Your task is to copy every line of the entries that contains "Wasserstoffperoxid".

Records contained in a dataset
--

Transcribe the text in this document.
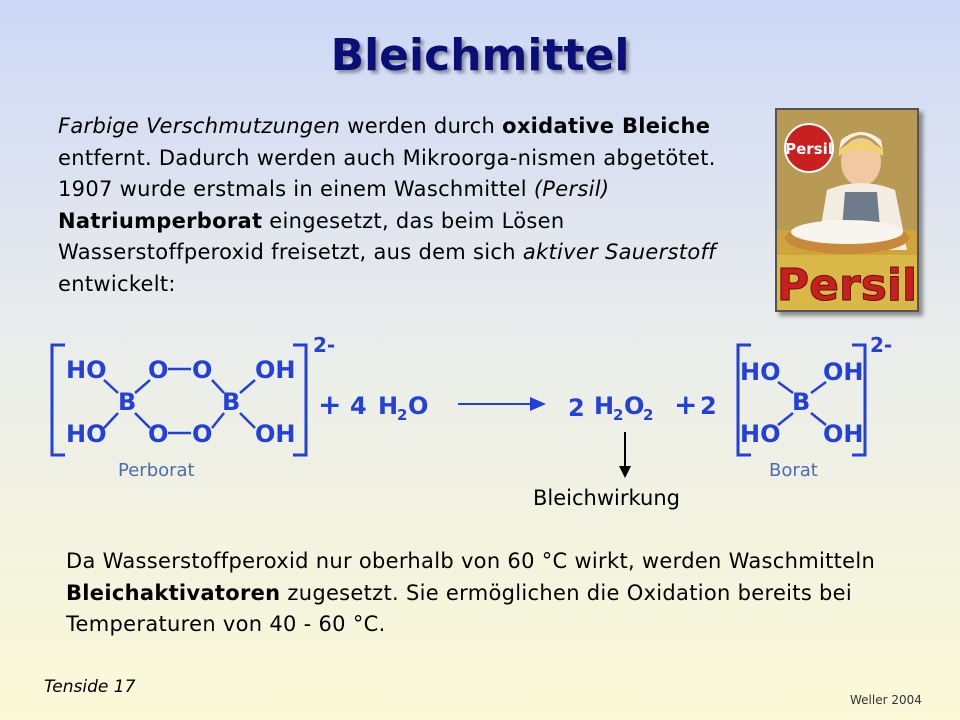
Bleichmittel
Farbige Verschmutzungen werden durch oxidative Bleiche entfernt. Dadurch werden auch Mikroorga-nismen abgetötet. 1907 wurde erstmals in einem Waschmittel (Persil) Natriumperborat eingesetzt, das beim Lösen Wasserstoffperoxid freisetzt, aus dem sich aktiver Sauerstoff entwickelt:
Persil
Persil
HO O O OH
B	B
HO O O OH
2-
+ 4 H
2 O	2 H
2 O
2 + 2
HO OH
B
HO OH
2-
Perborat	Borat
Bleichwirkung
Da Wasserstoffperoxid nur oberhalb von 60 °C wirkt, werden Waschmitteln Bleichaktivatoren zugesetzt. Sie ermöglichen die Oxidation bereits bei Temperaturen von 40 - 60 °C.
Tenside 17
Weller 2004
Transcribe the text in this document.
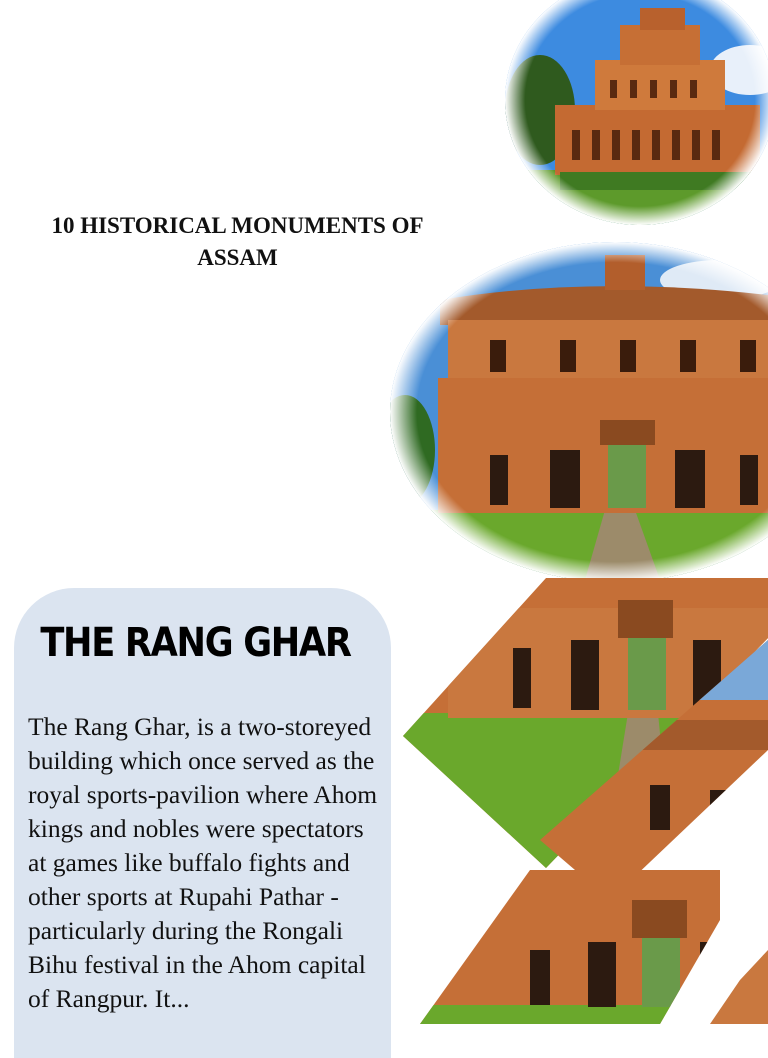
10 HISTORICAL MONUMENTS OF ASSAM
THE RANG GHAR
The Rang Ghar, is a two-storeyed building which once served as the royal sports-pavilion where Ahom kings and nobles were spectators at games like buffalo fights and other sports at Rupahi Pathar - particularly during the Rongali Bihu festival in the Ahom capital of Rangpur. It...
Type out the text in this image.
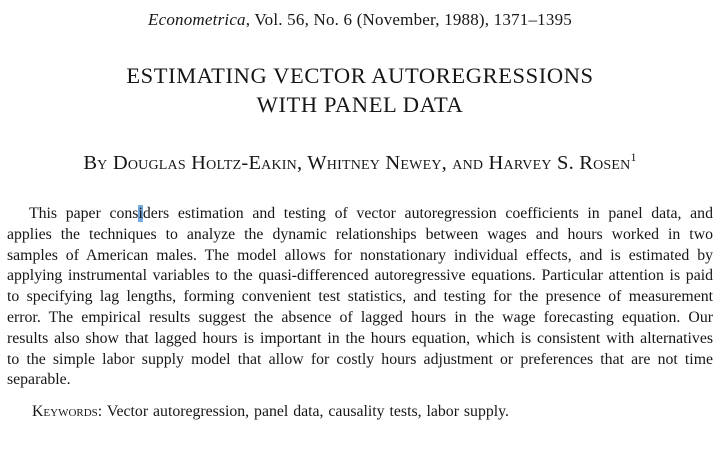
Econometrica, Vol. 56, No. 6 (November, 1988), 1371–1395
ESTIMATING VECTOR AUTOREGRESSIONS
WITH PANEL DATA
By Douglas Holtz-Eakin, Whitney Newey, and Harvey S. Rosen$^1$

This paper considers estimation and testing of vector autoregression coefficients in panel data, and applies the techniques to analyze the dynamic relationships between wages and hours worked in two samples of American males. The model allows for nonstationary individual effects, and is estimated by applying instrumental variables to the quasi-differenced autoregressive equations. Particular attention is paid to specifying lag lengths, forming convenient test statistics, and testing for the presence of measurement error. The empirical results suggest the absence of lagged hours in the wage forecasting equation. Our results also show that lagged hours is important in the hours equation, which is consistent with alternatives to the simple labor supply model that allow for costly hours adjustment or preferences that are not time separable.

Keywords: Vector autoregression, panel data, causality tests, labor supply.
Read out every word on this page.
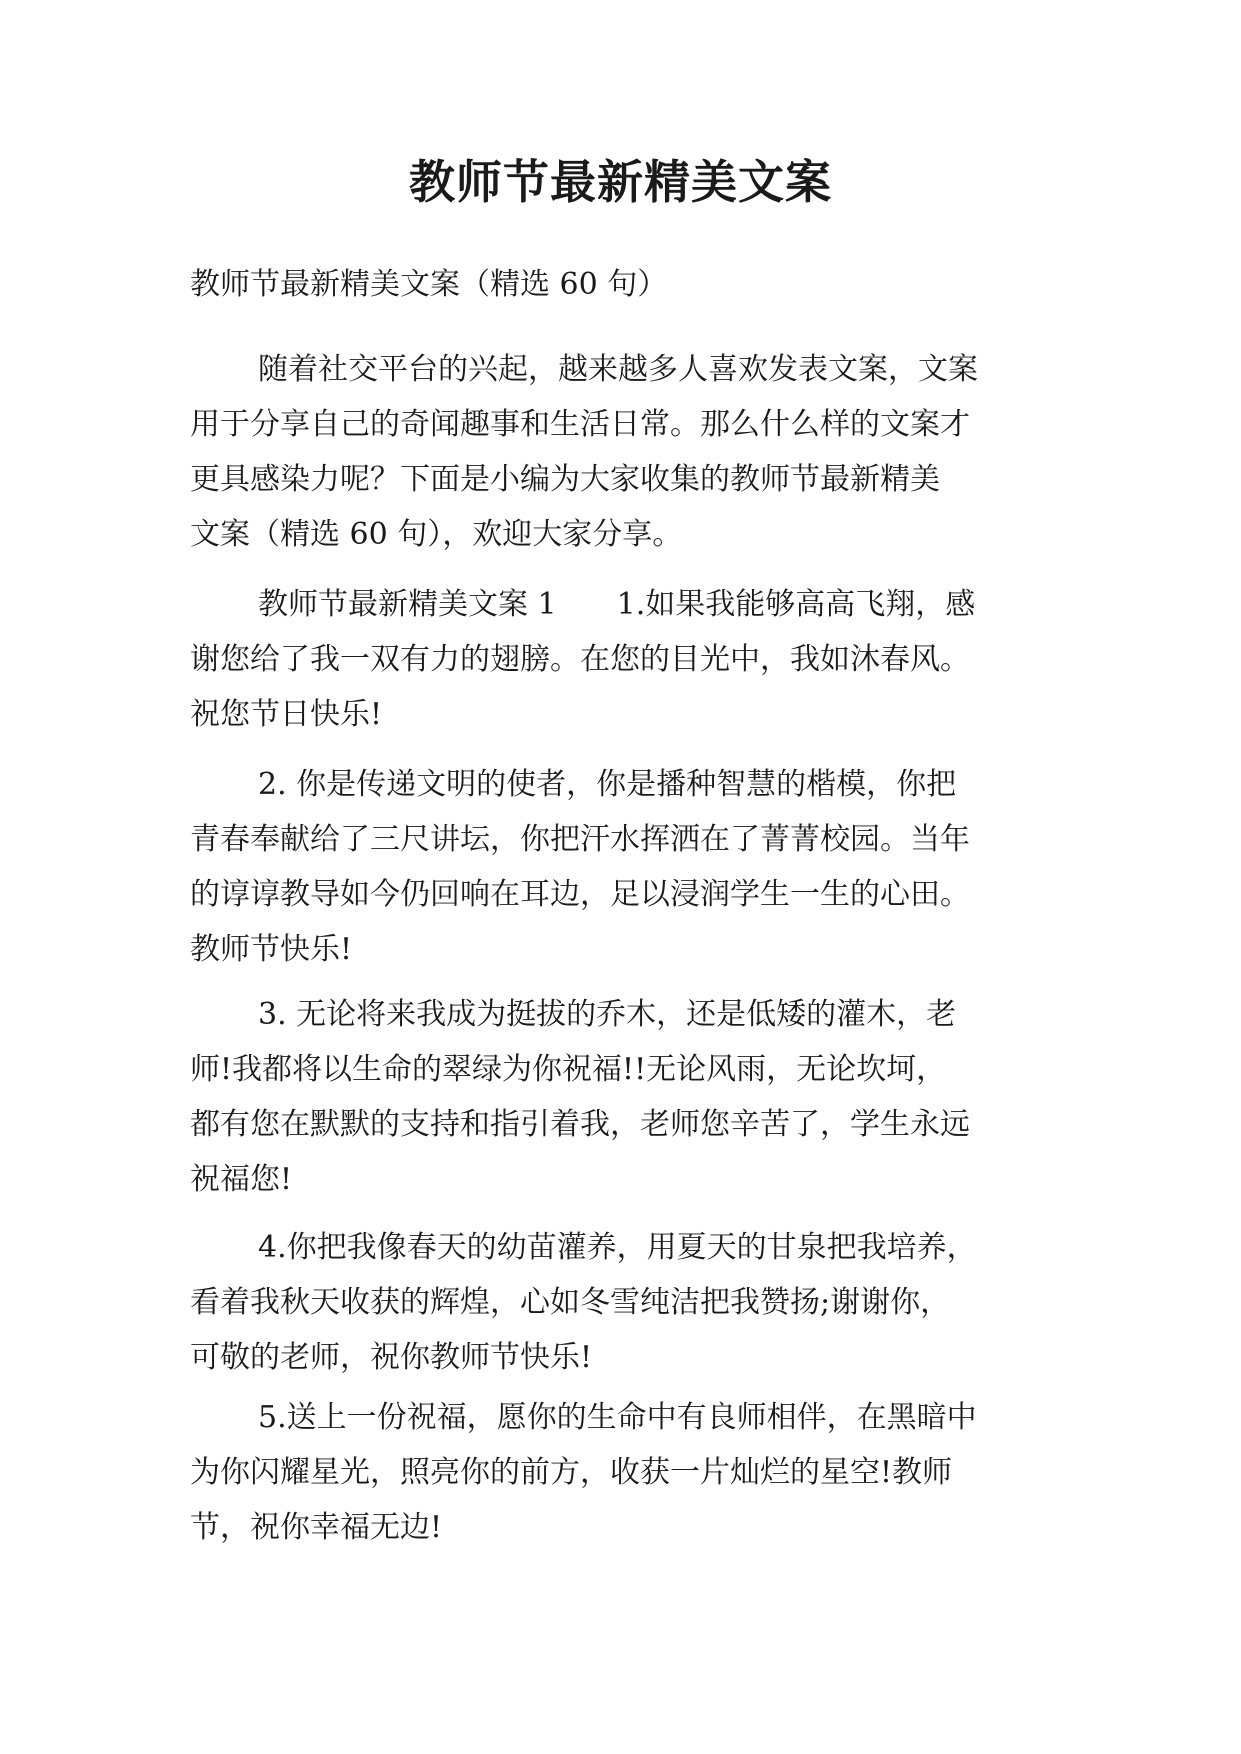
教师节最新精美文案
教师节最新精美文案（精选 60 句）
随着社交平台的兴起，越来越多人喜欢发表文案，文案
用于分享自己的奇闻趣事和生活日常。那么什么样的文案才
更具感染力呢？下面是小编为大家收集的教师节最新精美
文案（精选 60 句），欢迎大家分享。
教师节最新精美文案 1　　1.如果我能够高高飞翔，感
谢您给了我一双有力的翅膀。在您的目光中，我如沐春风。
祝您节日快乐!
2. 你是传递文明的使者，你是播种智慧的楷模，你把
青春奉献给了三尺讲坛，你把汗水挥洒在了菁菁校园。当年
的谆谆教导如今仍回响在耳边，足以浸润学生一生的心田。
教师节快乐!
3. 无论将来我成为挺拔的乔木，还是低矮的灌木，老
师!我都将以生命的翠绿为你祝福!!无论风雨，无论坎坷，
都有您在默默的支持和指引着我，老师您辛苦了，学生永远
祝福您!
4.你把我像春天的幼苗灌养，用夏天的甘泉把我培养，
看着我秋天收获的辉煌，心如冬雪纯洁把我赞扬;谢谢你，
可敬的老师，祝你教师节快乐!
5.送上一份祝福，愿你的生命中有良师相伴，在黑暗中
为你闪耀星光，照亮你的前方，收获一片灿烂的星空!教师
节，祝你幸福无边!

--

### OUTPUT
Farbige Verschmutzungen werden durch oxidative Bleiche entfernt. Dadurch werden auch Mikroorga-nismen abgetötet. 1907 wurde erstmals in einem Waschmittel (Persil) Natriumperborat eingesetzt, das beim Lösen Wasserstoffperoxid freisetzt, aus dem sich aktiver Sauerstoff entwickelt:
Da Wasserstoffperoxid nur oberhalb von 60 °C wirkt, werden Waschmitteln Bleichaktivatoren zugesetzt. Sie ermöglichen die Oxidation bereits bei Temperaturen von 40 - 60 °C.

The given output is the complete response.